原文抜粋
---------------

【気になるトレンド用語】大和より強い!海の要塞イージス艦って、どこが凄いの?


2008年2月19日、海上自衛隊の最新鋭イージス艦「あたご」と漁船の衝突事故がありました。漁船は船首、操舵部、船尾に分断されて沈没しています。乗っていた二人の漁師は、いまだ行方不明です。(3月1日現在)

事故を起こしたイージス艦は海の要塞ともいわれている近代のハイテク兵器ですが、ほかの艦船とどのような違いがあるのでしょうか。

今回はイージス艦がどのような船なのかを探ってみましょう。

■イージス艦とは
イージス艦とは、イージスシステムを搭載している艦の総称です。特定の艦の名前ではありません。イージスの語源は、古代ギリシャ神話に登場する最高神ゼウスが、娘である戦の神アテナに与えた、あらゆる邪悪を払う盾(胸当て)の名称からとられています。

現代の軍用艦は高度な情報処理能力とネットワークを備えた巨大な戦闘コンピュータシステムともいわれています。

イージス艦に装備されている砲やミサイル、魚雷などは、すべてイージスシステムに接続され、制御されています。
イージスシステムで特徴的なのはレーダーで、SPY-1レーダーと呼ばれる8角形をしたフェイズドアレイ・レーダー4枚を4方向に向けて設置されています。探知距離は最大で450キロ以上、200以上の探知目標をとらえることができます。

イージス艦の任務は、主に防空に置かれており同時に多数飛来する航空機やミサイルを早期に察知して艦隊を守ることにあります。まさに、盾のような役割をするわけですね。

現在日本では、こんごう型護衛艦を4隻、あたご型護衛艦を1隻保有しており、あたご型2番艦を建造中です。ちなみに、イージス艦1隻のお値段は、約1400億円、こんごう型護衛艦の1隻あたりの建造価格は1357億円です。

■イージス艦 誕生までの生い立ち
アメリカには空母を主体とする最強の機動部隊が整備されていますが、遠方からのミサイル攻撃に対する危機感があり、防空を専門に担当して艦隊を守るイージス艦が導入されたのです。

最初のイージス艦は、アメリカで建造されたミサイル試験艦ノートン・サウンドです。この艦はフェイズドアレイ・レーダーSPY-1の目標追尾試験とミサイル発射試験が行われ成功しました。
これを受けて1983年にスプールアンス級の船体にイージスシステムを搭載したタイコンデロガが就役されています。しかしタイコンデロガは、イージスシステムを前提とした設計でなかったためレーダー配置などに無駄が多く重量が重くなってしまうという問題がありました。またタイコンデロガ級は建造価格が高くなることも問題であったことから後継のアーレイ・バーク級ミサイル駆逐艦では、イージスシステムに特化した設計を採用してコストも抑えられています。

---------------

提供データ
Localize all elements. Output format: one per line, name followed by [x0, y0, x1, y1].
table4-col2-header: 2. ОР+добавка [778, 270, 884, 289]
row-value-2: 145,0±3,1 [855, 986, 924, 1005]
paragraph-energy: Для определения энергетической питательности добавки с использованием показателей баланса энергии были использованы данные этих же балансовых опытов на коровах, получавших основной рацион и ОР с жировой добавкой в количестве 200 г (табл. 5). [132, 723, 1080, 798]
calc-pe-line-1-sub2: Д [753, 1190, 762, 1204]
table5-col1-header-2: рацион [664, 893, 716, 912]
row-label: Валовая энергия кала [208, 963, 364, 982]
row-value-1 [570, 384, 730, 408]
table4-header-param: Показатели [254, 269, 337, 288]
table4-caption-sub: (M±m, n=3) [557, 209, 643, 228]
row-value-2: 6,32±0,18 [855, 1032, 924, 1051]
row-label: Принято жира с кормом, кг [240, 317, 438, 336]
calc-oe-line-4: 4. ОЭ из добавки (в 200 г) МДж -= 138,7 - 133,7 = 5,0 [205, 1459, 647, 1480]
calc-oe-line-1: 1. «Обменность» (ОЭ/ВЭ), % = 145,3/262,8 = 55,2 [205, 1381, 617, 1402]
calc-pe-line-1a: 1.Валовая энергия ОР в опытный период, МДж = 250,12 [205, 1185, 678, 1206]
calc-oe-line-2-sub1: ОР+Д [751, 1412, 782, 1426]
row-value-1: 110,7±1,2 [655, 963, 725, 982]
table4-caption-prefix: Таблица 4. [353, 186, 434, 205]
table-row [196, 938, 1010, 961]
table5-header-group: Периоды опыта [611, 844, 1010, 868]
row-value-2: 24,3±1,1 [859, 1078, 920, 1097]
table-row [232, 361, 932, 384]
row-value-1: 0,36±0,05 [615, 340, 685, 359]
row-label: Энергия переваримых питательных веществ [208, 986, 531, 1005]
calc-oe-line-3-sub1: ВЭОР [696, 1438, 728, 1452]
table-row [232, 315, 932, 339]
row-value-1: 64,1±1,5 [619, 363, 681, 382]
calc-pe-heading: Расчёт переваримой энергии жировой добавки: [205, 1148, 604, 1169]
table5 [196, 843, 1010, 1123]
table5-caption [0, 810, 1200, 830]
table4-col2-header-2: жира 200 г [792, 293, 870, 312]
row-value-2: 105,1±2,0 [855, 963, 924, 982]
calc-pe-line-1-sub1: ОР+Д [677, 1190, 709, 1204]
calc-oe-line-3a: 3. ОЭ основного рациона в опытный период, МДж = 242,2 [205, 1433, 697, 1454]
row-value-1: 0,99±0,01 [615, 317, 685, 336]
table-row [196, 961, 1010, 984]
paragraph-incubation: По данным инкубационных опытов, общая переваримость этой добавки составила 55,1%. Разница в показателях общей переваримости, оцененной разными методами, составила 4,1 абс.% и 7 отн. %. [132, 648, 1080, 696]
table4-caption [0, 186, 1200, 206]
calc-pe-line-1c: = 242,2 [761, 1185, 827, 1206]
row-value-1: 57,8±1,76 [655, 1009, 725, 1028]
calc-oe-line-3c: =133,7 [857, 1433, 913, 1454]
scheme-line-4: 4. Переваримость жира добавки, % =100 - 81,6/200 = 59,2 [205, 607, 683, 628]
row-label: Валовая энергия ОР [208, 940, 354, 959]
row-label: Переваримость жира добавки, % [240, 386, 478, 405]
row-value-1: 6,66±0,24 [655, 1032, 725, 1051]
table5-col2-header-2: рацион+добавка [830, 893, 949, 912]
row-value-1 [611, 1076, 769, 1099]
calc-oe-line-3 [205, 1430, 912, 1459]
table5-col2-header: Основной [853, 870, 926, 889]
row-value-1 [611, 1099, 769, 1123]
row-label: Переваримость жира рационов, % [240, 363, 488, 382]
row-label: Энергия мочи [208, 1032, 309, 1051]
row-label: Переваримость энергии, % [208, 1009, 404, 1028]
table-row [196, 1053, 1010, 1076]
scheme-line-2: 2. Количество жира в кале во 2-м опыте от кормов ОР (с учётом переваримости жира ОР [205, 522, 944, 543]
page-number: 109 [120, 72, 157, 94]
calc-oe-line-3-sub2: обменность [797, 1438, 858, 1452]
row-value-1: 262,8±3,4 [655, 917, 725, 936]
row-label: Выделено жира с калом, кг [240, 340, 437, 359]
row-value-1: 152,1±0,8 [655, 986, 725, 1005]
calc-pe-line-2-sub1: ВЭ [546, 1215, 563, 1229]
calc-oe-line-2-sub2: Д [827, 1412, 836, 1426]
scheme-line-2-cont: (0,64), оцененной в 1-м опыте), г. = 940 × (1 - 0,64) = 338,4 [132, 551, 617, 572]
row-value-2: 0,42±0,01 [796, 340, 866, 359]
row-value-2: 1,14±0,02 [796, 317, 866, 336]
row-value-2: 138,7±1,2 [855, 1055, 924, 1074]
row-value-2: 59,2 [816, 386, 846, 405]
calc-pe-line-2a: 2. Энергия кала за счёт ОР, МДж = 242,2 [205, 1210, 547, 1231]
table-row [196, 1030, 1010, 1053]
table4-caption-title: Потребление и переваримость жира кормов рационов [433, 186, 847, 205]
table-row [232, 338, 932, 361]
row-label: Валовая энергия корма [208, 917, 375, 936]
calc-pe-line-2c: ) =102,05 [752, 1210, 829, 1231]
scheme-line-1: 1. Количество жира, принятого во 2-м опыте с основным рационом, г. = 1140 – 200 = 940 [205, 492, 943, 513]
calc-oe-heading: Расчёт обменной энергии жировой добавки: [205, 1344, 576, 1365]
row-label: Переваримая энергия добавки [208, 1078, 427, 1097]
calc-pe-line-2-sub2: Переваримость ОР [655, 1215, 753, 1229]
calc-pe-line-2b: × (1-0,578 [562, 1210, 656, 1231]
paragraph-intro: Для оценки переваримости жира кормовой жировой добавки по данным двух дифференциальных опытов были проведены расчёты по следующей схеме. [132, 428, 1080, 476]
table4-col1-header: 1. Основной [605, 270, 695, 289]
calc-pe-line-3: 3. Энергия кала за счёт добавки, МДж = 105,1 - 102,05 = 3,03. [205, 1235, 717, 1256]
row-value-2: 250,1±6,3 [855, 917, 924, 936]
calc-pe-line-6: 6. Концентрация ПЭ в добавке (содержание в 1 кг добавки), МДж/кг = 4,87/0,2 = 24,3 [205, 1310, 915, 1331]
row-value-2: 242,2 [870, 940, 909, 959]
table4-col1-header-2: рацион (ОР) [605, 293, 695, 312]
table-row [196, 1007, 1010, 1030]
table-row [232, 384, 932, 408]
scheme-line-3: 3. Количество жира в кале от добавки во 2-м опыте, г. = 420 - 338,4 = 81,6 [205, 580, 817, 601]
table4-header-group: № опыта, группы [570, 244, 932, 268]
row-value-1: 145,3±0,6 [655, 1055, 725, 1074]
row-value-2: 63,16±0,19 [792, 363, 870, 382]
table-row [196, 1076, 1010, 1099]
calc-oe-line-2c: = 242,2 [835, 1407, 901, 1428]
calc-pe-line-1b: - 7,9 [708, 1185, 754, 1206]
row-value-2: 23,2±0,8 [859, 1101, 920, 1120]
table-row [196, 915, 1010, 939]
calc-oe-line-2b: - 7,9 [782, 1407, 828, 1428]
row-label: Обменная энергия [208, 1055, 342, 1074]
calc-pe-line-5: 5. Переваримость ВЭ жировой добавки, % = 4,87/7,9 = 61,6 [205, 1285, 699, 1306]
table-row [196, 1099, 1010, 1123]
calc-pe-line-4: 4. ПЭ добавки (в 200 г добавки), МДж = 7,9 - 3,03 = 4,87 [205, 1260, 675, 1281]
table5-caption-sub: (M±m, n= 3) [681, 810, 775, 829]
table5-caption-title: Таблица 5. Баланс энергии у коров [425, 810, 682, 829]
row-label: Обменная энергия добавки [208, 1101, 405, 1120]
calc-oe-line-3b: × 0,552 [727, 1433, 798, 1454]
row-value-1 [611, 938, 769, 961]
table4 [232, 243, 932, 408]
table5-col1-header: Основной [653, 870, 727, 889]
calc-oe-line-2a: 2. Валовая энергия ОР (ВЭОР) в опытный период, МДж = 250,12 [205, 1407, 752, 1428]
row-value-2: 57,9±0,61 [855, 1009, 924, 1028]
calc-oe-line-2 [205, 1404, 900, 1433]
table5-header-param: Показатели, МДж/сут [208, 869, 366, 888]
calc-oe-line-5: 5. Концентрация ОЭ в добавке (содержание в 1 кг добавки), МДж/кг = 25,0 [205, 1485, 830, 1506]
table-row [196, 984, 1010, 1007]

---------------

課題
イージス艦の記事を、最後の文のあとから書き継いでください。 記録はイージス艦の記事とは別の出典から取ったものだ。

本問の解答
現在ではアメリカ、日本のほかに、スペイン、ノルウェー、韓国がイージス艦を保有しています。

■こんごう型とあたご型
日本では、防空及びシーレーンの確保を目的として、アーレイ・バーク級をベースとした「こんごう」が最初のイージス艦として1993年に就役しています。「こんごう型護衛艦」は、「DDG-173 こんごう」、「DDG-174 きりしま」、「DDG-175 みょうこう」、「DDG-176 ちょうかい」の4隻が現在就役中です。

アーレイ・バーク級からの主な変更点は、主砲がMk45からオート・メラーラ製127mm砲になり、対地攻撃用のトマホーク巡航ミサイルが搭載されていないことです。また対潜ソナーは日本独自開発のものが使用されています。

「あたご型護衛艦」は、耐用年数を迎える「たちかぜ型護衛艦」の代替艦として建造され、2007年に就役した世界最大のイージス艦です。現在就役中の同型艦は「DDG-177 あたご」で、「DDG-178 あしがら」が現在建造中です。

基本的には「こんごう型護衛艦」の強化発展型ですが、従来のヘリコプター着艦甲板に加え、ヘリコプター格納庫も備えたために全長が長くなっています。ちなみに格納庫には常時格納されるヘリコプターはありません。

そのほかの「こんごう型護衛艦」からの主な変更点は以下の通りです。
・イージスシステムのバージョンが、最新のベースライン7.1Jにあがっています。
・フェイズドアレイレーダーが、改良型のSPY1-D(V)に変更され、捜索追尾能力と捕捉能力が上がっています。
・データリンク機能が上がり、システムが高速化しています。
・主砲がイージスシステムと親和性の良い米国製Mk45Mod4・62口径5インチ単装砲に変更されています。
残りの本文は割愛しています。